Directives:
a) In the border fence article, which of the twelve pre-approved companies is the largest federal contractor?
b) Restate word for word the passage of the border fence article that begins at the words "As Congress continues" and stops after "start pouring concrete.".
c) Resume the border fence article after its last sentence.

Pouring Concrete on the Border

Pouring Concrete on the Border

National Security  | Research & Analysis
Jun 6, 2008  | 3 min read | Print Article

As Congress continues to threaten to withhold funds from the Department of Homeland Security (DHS) for failing to provide cost estimates for its planned border fence, the agency is hiring contractors to start pouring concrete.

The United States Army Corps of Engineers posted Requests for Proposals to build six segments of the border fence in Texas on a government web site last week. Three of the segments will be built near the Rio Grande Valley in Cameron County, an area that largely opposed DHS’s plans and where several groups have filed lawsuits against the agency. Two other segments are planned around Eagle Pass and another near Del Rio.

The RFPs limited the opportunity to bid on these lucrative contracts to a select group of pre-approved contractors. The largest federal contractor among the twelve approved companies is Kellogg, Brown and Root Services, which until recently held the Army’s multibillion LOGCAP logistics contract in Iraq. Other companies include Kiewit Texas Construction and Tetra Tech Inc., both of which worked on the San Diego border fence. Details of the RFPs, including projected start dates, are password-protected and marked “sensitive.”

Extracted records:
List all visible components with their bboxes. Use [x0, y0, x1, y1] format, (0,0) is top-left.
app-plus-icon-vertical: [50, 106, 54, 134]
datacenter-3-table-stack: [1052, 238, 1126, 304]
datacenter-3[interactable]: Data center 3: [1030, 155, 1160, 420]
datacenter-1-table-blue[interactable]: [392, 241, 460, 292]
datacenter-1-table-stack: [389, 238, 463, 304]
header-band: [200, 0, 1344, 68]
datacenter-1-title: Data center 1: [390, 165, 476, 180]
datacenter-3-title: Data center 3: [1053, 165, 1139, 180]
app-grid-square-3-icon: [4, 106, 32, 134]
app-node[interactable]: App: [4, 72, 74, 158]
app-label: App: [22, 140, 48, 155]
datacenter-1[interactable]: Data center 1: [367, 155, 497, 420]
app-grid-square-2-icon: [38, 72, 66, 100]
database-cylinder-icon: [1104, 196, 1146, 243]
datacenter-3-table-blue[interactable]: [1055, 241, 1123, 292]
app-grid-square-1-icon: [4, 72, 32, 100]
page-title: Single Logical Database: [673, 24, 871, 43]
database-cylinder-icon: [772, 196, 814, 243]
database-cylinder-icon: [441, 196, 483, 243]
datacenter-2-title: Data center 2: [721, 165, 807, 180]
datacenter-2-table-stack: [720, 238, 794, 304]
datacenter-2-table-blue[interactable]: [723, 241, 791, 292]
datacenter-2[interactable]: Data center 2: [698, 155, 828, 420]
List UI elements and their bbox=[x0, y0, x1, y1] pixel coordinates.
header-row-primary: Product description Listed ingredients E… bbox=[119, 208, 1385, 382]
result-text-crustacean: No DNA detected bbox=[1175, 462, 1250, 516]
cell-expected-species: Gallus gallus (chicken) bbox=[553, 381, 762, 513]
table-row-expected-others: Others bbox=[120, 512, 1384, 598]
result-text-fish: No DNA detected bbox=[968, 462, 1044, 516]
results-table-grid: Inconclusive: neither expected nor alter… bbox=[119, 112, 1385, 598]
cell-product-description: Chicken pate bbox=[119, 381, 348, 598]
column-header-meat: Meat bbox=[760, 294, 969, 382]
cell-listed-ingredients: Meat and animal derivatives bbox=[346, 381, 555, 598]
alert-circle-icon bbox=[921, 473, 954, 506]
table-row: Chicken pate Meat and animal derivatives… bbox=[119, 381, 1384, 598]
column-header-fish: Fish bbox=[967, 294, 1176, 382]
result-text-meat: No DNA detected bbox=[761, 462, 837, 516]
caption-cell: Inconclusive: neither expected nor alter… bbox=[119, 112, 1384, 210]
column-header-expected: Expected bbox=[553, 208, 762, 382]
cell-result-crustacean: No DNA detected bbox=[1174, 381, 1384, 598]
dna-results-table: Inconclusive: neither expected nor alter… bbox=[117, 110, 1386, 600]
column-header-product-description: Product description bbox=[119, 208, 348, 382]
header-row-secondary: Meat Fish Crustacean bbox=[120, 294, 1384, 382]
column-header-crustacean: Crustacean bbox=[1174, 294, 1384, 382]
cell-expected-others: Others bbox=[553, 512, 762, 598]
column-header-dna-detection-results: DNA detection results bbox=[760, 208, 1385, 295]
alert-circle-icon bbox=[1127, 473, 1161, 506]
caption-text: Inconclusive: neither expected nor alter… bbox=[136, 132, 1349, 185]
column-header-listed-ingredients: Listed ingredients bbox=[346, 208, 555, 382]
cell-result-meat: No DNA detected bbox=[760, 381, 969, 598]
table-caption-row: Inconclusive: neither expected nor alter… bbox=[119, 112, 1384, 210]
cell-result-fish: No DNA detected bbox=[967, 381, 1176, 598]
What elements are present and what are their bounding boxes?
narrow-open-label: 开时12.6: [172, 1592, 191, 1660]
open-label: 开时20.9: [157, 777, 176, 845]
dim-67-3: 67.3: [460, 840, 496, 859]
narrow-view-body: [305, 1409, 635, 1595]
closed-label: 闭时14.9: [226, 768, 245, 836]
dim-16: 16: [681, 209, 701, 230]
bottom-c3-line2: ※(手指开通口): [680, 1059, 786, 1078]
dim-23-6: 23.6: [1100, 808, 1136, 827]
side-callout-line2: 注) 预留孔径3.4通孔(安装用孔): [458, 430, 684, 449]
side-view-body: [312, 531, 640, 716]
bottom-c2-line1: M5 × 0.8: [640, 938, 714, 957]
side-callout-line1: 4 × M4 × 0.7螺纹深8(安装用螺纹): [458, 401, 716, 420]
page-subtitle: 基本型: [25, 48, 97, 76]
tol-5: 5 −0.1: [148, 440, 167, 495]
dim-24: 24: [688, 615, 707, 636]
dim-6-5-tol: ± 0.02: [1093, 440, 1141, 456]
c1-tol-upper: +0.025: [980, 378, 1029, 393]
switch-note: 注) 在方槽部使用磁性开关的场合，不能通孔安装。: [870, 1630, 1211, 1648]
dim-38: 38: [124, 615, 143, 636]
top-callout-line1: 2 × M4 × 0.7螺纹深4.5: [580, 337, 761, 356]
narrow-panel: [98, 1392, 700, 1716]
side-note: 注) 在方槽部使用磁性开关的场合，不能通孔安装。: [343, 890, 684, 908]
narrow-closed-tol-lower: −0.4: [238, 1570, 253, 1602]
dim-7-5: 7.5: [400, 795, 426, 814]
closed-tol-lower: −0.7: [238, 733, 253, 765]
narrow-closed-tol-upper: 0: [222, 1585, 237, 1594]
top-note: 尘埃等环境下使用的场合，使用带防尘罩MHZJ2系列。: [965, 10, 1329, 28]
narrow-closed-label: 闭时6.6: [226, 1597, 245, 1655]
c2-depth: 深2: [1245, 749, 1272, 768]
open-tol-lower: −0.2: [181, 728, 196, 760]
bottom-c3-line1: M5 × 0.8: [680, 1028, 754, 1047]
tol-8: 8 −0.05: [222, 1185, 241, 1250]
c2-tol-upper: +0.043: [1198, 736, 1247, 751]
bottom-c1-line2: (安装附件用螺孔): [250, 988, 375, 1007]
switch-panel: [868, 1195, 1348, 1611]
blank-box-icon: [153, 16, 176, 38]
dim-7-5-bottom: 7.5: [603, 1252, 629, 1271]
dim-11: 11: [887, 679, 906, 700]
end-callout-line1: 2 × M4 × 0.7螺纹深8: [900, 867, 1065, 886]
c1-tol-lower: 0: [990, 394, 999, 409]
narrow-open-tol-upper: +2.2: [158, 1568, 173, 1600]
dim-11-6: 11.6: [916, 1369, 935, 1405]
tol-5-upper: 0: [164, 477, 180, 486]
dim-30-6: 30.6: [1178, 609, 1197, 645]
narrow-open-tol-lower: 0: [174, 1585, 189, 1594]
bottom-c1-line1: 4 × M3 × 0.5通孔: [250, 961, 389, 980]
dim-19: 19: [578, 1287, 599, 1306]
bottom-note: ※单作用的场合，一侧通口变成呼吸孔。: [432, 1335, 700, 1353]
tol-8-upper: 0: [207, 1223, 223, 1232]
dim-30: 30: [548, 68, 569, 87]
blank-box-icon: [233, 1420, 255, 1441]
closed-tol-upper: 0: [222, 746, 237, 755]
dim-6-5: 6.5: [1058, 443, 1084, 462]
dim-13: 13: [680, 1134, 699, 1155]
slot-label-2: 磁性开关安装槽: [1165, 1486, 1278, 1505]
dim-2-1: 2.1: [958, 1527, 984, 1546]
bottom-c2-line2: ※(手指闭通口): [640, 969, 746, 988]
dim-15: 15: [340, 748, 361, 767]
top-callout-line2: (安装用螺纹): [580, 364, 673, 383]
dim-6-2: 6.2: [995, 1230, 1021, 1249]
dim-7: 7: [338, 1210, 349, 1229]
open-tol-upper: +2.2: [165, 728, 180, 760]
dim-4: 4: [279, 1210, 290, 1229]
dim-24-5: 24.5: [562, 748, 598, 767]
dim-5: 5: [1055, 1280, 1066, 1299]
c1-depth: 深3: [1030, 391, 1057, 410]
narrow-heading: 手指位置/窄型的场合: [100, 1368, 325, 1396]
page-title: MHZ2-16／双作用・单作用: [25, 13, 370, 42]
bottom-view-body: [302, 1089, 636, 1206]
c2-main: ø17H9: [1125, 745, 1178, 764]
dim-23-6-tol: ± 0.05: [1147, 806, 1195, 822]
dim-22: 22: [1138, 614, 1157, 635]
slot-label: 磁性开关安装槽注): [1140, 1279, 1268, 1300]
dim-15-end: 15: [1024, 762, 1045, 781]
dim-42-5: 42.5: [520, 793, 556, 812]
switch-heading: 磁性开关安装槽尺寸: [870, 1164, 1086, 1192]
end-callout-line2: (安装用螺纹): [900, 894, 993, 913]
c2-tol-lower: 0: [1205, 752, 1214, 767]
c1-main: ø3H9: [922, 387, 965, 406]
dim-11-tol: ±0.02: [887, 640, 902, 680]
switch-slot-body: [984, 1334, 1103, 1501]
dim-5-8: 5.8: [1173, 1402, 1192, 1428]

Results of the tasks:
a) Kellogg, Brown and Root Services.

b)
As Congress continues to threaten to withhold funds from the Department of Homeland Security (DHS) for failing to provide cost estimates for its planned border fence, the agency is hiring contractors to start pouring concrete.

c)
The exact location of the fence segments is unclear, as DHS has refused to release any detailed planning or cost estimates to the public. The only existing cost analysis, conducted by the Army Corps of Engineers a decade ago, assumed that labor would be provided on the military’s dime, not by private contractors. Now that the overstretched National Guard is pulling out of border installations like San Diego, however, DHS is apparently looking to the private sector.

Language in the 2008 omnibus appropriations act warned Congress would withhold half of DHS’ $1.2 billion in fence funding until DHS submitted an expenditure plan. The legislation spelled out fourteen elements that the plan had to cover, including an analysis of costs and alternatives to fencing for each fifteen-mile segment. After the agency submitted the plan in April, House Appropriations Homeland Security Subcommittee Chairman David Price (D-NC) pointed out during a hearing that the cost and segment analyses were “conspicuously missing.” The Government Accountability Office is expected to release a report later this month stating that DHS met only half of the legislative requirements.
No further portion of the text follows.